start

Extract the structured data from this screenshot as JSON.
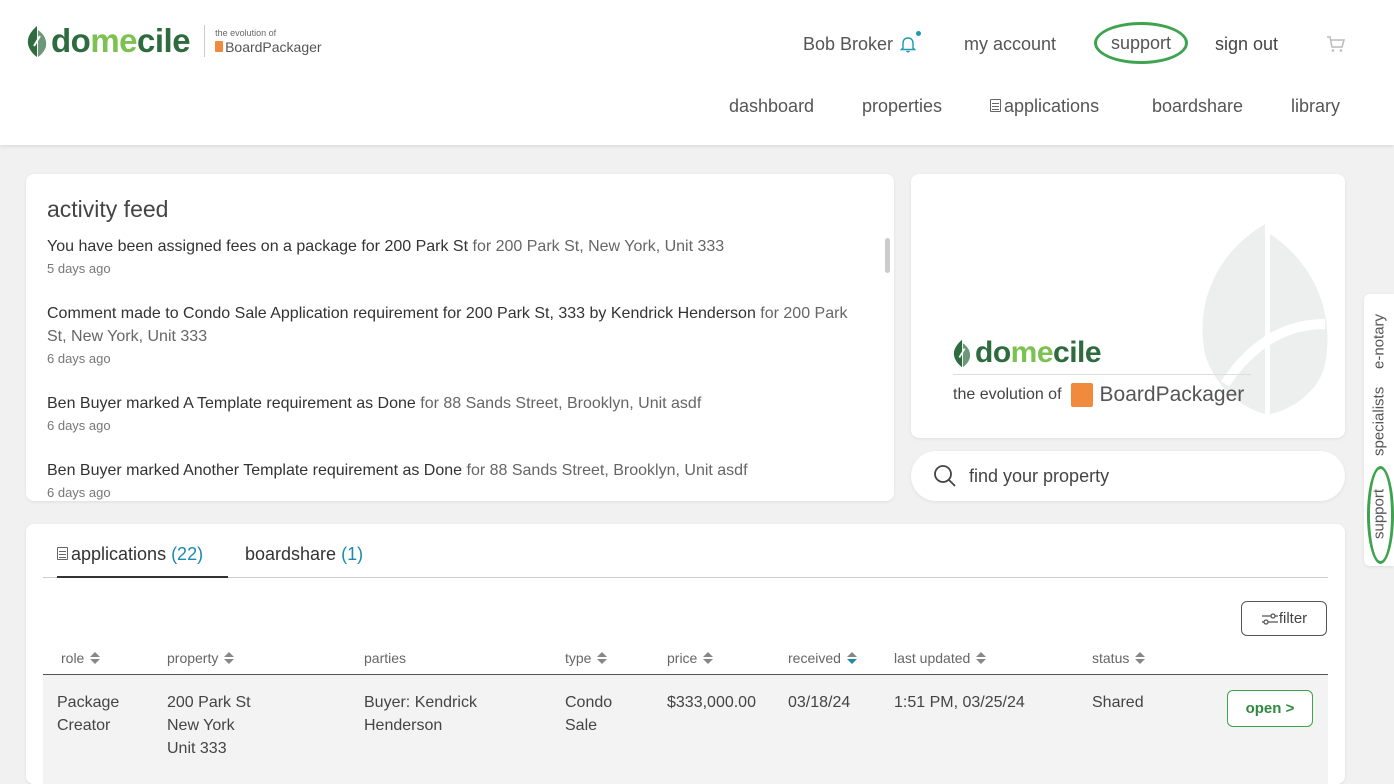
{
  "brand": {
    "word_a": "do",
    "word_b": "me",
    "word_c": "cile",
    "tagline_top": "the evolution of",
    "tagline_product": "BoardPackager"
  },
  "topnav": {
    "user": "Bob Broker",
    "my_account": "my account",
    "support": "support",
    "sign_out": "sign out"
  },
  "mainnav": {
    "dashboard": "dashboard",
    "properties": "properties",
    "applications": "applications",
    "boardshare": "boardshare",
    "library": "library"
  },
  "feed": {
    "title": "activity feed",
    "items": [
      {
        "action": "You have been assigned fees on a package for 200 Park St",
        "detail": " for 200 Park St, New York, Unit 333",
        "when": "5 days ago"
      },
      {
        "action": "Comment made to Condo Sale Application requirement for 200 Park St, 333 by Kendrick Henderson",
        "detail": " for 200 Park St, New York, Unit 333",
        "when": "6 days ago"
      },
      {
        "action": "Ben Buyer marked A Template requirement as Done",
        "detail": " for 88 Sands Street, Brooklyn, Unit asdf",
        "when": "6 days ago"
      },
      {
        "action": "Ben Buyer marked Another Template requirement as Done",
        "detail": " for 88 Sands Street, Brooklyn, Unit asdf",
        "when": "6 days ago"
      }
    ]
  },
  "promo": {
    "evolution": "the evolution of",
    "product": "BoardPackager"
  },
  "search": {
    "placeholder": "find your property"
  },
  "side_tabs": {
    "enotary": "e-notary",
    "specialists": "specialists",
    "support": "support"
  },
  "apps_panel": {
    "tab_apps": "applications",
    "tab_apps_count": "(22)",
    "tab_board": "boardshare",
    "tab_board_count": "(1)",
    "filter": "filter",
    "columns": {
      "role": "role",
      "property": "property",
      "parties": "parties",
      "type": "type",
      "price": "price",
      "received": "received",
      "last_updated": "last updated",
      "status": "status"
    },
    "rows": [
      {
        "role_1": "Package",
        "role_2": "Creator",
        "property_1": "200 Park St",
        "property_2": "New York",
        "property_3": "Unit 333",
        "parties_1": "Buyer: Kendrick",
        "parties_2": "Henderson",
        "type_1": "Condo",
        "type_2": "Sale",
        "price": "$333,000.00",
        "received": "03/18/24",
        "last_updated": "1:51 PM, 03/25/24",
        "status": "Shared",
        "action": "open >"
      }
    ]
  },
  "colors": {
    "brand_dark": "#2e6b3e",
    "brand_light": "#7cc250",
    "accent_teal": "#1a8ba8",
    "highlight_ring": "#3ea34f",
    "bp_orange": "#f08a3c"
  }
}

end
start

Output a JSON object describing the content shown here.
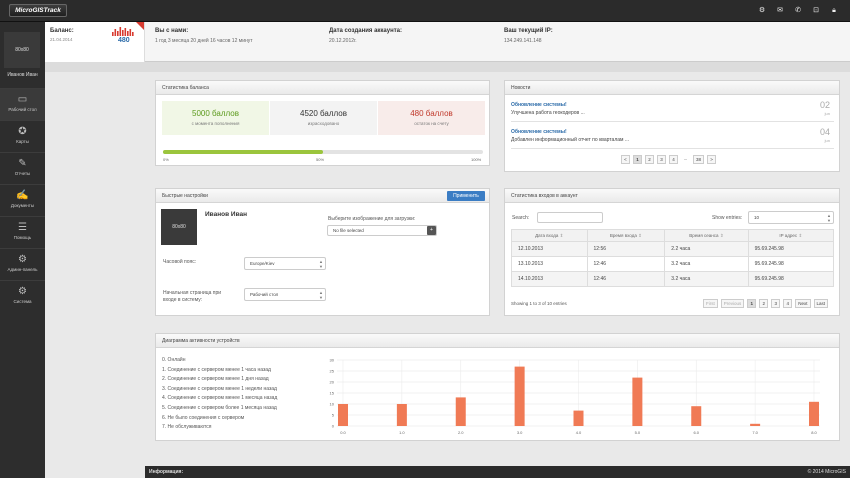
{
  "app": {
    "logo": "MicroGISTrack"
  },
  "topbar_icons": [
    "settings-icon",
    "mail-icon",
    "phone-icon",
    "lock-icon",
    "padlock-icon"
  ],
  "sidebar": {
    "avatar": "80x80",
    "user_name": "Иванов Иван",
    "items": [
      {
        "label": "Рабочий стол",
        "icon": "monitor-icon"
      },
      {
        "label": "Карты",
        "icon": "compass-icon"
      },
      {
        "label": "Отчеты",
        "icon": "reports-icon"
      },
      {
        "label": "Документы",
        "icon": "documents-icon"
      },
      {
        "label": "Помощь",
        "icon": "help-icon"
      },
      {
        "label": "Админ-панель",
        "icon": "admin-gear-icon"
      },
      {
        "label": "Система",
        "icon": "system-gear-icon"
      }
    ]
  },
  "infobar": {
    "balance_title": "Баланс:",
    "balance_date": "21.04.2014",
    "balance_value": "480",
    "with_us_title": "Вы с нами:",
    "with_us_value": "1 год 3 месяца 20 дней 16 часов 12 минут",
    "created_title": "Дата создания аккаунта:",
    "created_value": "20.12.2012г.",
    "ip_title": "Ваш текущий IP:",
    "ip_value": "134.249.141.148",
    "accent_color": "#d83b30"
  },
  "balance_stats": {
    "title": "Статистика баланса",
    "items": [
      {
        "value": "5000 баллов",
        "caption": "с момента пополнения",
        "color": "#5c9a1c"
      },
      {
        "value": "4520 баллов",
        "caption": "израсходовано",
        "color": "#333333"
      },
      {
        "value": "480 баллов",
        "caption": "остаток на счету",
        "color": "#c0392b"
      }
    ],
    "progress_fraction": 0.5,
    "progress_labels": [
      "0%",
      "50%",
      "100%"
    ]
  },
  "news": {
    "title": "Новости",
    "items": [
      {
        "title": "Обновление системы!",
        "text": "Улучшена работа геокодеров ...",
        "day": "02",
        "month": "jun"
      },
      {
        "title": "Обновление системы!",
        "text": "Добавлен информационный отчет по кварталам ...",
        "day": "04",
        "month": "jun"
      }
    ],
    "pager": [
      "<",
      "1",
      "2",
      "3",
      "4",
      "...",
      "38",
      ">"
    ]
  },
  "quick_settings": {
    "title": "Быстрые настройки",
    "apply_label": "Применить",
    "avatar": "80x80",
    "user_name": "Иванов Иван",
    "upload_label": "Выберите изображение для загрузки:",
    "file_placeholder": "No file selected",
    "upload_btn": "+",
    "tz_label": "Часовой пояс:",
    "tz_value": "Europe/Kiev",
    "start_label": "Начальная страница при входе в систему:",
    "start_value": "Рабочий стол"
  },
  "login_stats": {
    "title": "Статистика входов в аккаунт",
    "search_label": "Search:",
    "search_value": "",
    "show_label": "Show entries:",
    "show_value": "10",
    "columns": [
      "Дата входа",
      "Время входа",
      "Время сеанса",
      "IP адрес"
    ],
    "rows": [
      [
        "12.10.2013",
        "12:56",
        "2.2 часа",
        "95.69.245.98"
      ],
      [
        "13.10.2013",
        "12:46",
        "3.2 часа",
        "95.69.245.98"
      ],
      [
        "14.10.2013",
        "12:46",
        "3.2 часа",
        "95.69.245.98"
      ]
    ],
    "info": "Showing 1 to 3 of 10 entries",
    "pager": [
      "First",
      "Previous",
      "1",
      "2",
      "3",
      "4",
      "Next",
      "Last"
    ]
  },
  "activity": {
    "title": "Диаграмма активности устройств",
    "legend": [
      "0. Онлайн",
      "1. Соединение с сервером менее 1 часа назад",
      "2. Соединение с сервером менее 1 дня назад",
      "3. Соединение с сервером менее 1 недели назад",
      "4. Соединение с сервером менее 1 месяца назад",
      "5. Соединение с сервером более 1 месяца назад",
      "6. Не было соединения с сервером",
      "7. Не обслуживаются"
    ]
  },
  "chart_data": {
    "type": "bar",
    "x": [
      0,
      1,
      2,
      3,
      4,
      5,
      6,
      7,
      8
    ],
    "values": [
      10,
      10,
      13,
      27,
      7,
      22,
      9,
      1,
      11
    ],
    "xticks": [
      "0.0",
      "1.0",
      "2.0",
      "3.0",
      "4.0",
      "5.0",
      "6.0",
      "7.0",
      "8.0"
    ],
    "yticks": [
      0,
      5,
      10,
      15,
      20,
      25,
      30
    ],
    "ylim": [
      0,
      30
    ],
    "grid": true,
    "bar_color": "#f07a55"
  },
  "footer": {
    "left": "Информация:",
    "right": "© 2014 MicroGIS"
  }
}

end

● Goal of the exercise
Report the number of lines above that contain the word "gear", and only that number.

● Response to the task
2